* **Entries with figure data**
================
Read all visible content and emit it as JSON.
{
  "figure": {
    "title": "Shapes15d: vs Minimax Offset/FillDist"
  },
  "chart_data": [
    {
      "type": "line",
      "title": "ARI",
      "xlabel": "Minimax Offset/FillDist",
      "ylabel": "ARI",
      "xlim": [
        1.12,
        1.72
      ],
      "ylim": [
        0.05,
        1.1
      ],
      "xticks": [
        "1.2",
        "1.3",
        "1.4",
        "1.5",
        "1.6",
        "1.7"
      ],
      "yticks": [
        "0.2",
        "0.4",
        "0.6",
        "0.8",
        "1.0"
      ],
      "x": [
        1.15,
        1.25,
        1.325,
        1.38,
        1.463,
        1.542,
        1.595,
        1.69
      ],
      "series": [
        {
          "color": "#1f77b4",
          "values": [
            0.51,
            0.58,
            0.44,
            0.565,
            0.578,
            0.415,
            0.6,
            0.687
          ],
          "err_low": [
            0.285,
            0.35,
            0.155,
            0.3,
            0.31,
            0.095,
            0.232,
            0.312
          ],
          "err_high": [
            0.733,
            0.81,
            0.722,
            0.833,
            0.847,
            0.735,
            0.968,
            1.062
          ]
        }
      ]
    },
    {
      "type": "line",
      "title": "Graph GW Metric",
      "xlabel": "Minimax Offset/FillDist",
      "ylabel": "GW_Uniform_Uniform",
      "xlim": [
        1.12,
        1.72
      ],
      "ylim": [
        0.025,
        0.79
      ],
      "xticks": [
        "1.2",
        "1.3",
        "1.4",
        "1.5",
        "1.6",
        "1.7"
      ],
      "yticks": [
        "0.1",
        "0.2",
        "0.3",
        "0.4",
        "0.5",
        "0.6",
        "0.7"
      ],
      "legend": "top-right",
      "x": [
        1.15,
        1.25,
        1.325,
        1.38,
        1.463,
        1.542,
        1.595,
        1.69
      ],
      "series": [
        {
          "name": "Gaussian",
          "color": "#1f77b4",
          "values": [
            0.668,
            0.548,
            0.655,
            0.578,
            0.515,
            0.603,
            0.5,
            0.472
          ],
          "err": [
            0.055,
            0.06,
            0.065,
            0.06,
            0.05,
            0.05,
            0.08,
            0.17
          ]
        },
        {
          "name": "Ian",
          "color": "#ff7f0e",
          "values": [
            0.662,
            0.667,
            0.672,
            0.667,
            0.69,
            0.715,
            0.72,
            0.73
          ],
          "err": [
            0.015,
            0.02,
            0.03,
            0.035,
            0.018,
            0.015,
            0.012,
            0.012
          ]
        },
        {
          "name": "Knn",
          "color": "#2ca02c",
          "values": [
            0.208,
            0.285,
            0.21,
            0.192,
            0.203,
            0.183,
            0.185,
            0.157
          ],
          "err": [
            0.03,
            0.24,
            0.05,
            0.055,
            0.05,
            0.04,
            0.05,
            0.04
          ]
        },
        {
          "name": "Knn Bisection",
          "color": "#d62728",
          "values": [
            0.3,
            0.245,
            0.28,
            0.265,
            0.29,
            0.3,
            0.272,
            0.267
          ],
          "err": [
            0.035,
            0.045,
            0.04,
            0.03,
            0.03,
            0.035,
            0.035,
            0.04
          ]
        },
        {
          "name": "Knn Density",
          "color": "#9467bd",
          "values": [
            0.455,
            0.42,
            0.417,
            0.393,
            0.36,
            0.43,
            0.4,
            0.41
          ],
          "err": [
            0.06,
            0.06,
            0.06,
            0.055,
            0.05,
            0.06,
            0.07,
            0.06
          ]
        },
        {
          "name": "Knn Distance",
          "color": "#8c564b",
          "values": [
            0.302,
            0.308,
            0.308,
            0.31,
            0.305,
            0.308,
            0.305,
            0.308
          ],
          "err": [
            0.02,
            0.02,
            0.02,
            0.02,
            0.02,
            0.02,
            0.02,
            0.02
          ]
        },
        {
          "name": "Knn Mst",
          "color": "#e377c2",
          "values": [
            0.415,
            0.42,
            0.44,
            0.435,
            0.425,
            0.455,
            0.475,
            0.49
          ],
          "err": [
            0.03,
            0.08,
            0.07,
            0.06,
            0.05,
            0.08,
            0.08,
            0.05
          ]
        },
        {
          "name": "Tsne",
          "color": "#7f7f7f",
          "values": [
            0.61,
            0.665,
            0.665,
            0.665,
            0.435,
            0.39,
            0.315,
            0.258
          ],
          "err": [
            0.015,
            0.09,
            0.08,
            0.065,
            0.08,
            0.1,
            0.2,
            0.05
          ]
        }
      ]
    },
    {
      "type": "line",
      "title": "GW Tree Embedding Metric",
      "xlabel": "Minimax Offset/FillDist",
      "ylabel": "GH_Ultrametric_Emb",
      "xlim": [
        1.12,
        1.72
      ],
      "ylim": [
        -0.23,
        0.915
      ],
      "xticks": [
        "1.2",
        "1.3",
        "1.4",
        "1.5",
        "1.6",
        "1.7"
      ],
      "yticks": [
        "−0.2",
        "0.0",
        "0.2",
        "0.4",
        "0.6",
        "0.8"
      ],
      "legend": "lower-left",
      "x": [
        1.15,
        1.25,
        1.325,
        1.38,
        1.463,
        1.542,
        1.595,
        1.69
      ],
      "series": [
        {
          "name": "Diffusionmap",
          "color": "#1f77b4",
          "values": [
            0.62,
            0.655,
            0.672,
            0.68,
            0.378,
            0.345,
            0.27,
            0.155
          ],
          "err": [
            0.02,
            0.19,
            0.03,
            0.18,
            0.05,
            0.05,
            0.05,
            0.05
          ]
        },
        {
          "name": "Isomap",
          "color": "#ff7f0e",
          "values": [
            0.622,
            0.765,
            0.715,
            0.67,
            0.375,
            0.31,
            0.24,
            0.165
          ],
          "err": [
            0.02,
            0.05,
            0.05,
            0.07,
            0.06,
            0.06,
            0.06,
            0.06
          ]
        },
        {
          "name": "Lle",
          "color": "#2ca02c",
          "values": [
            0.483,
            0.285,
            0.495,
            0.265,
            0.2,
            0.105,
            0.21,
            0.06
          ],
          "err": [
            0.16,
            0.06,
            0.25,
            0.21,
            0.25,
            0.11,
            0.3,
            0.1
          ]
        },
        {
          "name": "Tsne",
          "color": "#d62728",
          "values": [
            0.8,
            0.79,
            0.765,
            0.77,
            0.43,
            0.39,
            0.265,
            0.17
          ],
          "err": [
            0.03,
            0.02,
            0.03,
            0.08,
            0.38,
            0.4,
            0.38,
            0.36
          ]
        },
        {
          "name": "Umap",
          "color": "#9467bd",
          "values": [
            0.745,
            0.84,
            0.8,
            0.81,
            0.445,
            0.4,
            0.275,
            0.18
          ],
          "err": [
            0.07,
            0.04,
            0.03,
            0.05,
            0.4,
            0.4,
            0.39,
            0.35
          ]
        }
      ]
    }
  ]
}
================
* **What to work on**
Copy every line of the records word for word.

* **Answer to the task**
Read all visible content and emit it as JSON.
{
  "figure": {
    "title": "Shapes15d: vs Minimax Offset/FillDist"
  },
  "chart_data": [
    {
      "type": "line",
      "title": "ARI",
      "xlabel": "Minimax Offset/FillDist",
      "ylabel": "ARI",
      "xlim": [
        1.12,
        1.72
      ],
      "ylim": [
        0.05,
        1.1
      ],
      "xticks": [
        "1.2",
        "1.3",
        "1.4",
        "1.5",
        "1.6",
        "1.7"
      ],
      "yticks": [
        "0.2",
        "0.4",
        "0.6",
        "0.8",
        "1.0"
      ],
      "x": [
        1.15,
        1.25,
        1.325,
        1.38,
        1.463,
        1.542,
        1.595,
        1.69
      ],
      "series": [
        {
          "color": "#1f77b4",
          "values": [
            0.51,
            0.58,
            0.44,
            0.565,
            0.578,
            0.415,
            0.6,
            0.687
          ],
          "err_low": [
            0.285,
            0.35,
            0.155,
            0.3,
            0.31,
            0.095,
            0.232,
            0.312
          ],
          "err_high": [
            0.733,
            0.81,
            0.722,
            0.833,
            0.847,
            0.735,
            0.968,
            1.062
          ]
        }
      ]
    },
    {
      "type": "line",
      "title": "Graph GW Metric",
      "xlabel": "Minimax Offset/FillDist",
      "ylabel": "GW_Uniform_Uniform",
      "xlim": [
        1.12,
        1.72
      ],
      "ylim": [
        0.025,
        0.79
      ],
      "xticks": [
        "1.2",
        "1.3",
        "1.4",
        "1.5",
        "1.6",
        "1.7"
      ],
      "yticks": [
        "0.1",
        "0.2",
        "0.3",
        "0.4",
        "0.5",
        "0.6",
        "0.7"
      ],
      "legend": "top-right",
      "x": [
        1.15,
        1.25,
        1.325,
        1.38,
        1.463,
        1.542,
        1.595,
        1.69
      ],
      "series": [
        {
          "name": "Gaussian",
          "color": "#1f77b4",
          "values": [
            0.668,
            0.548,
            0.655,
            0.578,
            0.515,
            0.603,
            0.5,
            0.472
          ],
          "err": [
            0.055,
            0.06,
            0.065,
            0.06,
            0.05,
            0.05,
            0.08,
            0.17
          ]
        },
        {
          "name": "Ian",
          "color": "#ff7f0e",
          "values": [
            0.662,
            0.667,
            0.672,
            0.667,
            0.69,
            0.715,
            0.72,
            0.73
          ],
          "err": [
            0.015,
            0.02,
            0.03,
            0.035,
            0.018,
            0.015,
            0.012,
            0.012
          ]
        },
        {
          "name": "Knn",
          "color": "#2ca02c",
          "values": [
            0.208,
            0.285,
            0.21,
            0.192,
            0.203,
            0.183,
            0.185,
            0.157
          ],
          "err": [
            0.03,
            0.24,
            0.05,
            0.055,
            0.05,
            0.04,
            0.05,
            0.04
          ]
        },
        {
          "name": "Knn Bisection",
          "color": "#d62728",
          "values": [
            0.3,
            0.245,
            0.28,
            0.265,
            0.29,
            0.3,
            0.272,
            0.267
          ],
          "err": [
            0.035,
            0.045,
            0.04,
            0.03,
            0.03,
            0.035,
            0.035,
            0.04
          ]
        },
        {
          "name": "Knn Density",
          "color": "#9467bd",
          "values": [
            0.455,
            0.42,
            0.417,
            0.393,
            0.36,
            0.43,
            0.4,
            0.41
          ],
          "err": [
            0.06,
            0.06,
            0.06,
            0.055,
            0.05,
            0.06,
            0.07,
            0.06
          ]
        },
        {
          "name": "Knn Distance",
          "color": "#8c564b",
          "values": [
            0.302,
            0.308,
            0.308,
            0.31,
            0.305,
            0.308,
            0.305,
            0.308
          ],
          "err": [
            0.02,
            0.02,
            0.02,
            0.02,
            0.02,
            0.02,
            0.02,
            0.02
          ]
        },
        {
          "name": "Knn Mst",
          "color": "#e377c2",
          "values": [
            0.415,
            0.42,
            0.44,
            0.435,
            0.425,
            0.455,
            0.475,
            0.49
          ],
          "err": [
            0.03,
            0.08,
            0.07,
            0.06,
            0.05,
            0.08,
            0.08,
            0.05
          ]
        },
        {
          "name": "Tsne",
          "color": "#7f7f7f",
          "values": [
            0.61,
            0.665,
            0.665,
            0.665,
            0.435,
            0.39,
            0.315,
            0.258
          ],
          "err": [
            0.015,
            0.09,
            0.08,
            0.065,
            0.08,
            0.1,
            0.2,
            0.05
          ]
        }
      ]
    },
    {
      "type": "line",
      "title": "GW Tree Embedding Metric",
      "xlabel": "Minimax Offset/FillDist",
      "ylabel": "GH_Ultrametric_Emb",
      "xlim": [
        1.12,
        1.72
      ],
      "ylim": [
        -0.23,
        0.915
      ],
      "xticks": [
        "1.2",
        "1.3",
        "1.4",
        "1.5",
        "1.6",
        "1.7"
      ],
      "yticks": [
        "−0.2",
        "0.0",
        "0.2",
        "0.4",
        "0.6",
        "0.8"
      ],
      "legend": "lower-left",
      "x": [
        1.15,
        1.25,
        1.325,
        1.38,
        1.463,
        1.542,
        1.595,
        1.69
      ],
      "series": [
        {
          "name": "Diffusionmap",
          "color": "#1f77b4",
          "values": [
            0.62,
            0.655,
            0.672,
            0.68,
            0.378,
            0.345,
            0.27,
            0.155
          ],
          "err": [
            0.02,
            0.19,
            0.03,
            0.18,
            0.05,
            0.05,
            0.05,
            0.05
          ]
        },
        {
          "name": "Isomap",
          "color": "#ff7f0e",
          "values": [
            0.622,
            0.765,
            0.715,
            0.67,
            0.375,
            0.31,
            0.24,
            0.165
          ],
          "err": [
            0.02,
            0.05,
            0.05,
            0.07,
            0.06,
            0.06,
            0.06,
            0.06
          ]
        },
        {
          "name": "Lle",
          "color": "#2ca02c",
          "values": [
            0.483,
            0.285,
            0.495,
            0.265,
            0.2,
            0.105,
            0.21,
            0.06
          ],
          "err": [
            0.16,
            0.06,
            0.25,
            0.21,
            0.25,
            0.11,
            0.3,
            0.1
          ]
        },
        {
          "name": "Tsne",
          "color": "#d62728",
          "values": [
            0.8,
            0.79,
            0.765,
            0.77,
            0.43,
            0.39,
            0.265,
            0.17
          ],
          "err": [
            0.03,
            0.02,
            0.03,
            0.08,
            0.38,
            0.4,
            0.38,
            0.36
          ]
        },
        {
          "name": "Umap",
          "color": "#9467bd",
          "values": [
            0.745,
            0.84,
            0.8,
            0.81,
            0.445,
            0.4,
            0.275,
            0.18
          ],
          "err": [
            0.07,
            0.04,
            0.03,
            0.05,
            0.4,
            0.4,
            0.39,
            0.35
          ]
        }
      ]
    }
  ]
}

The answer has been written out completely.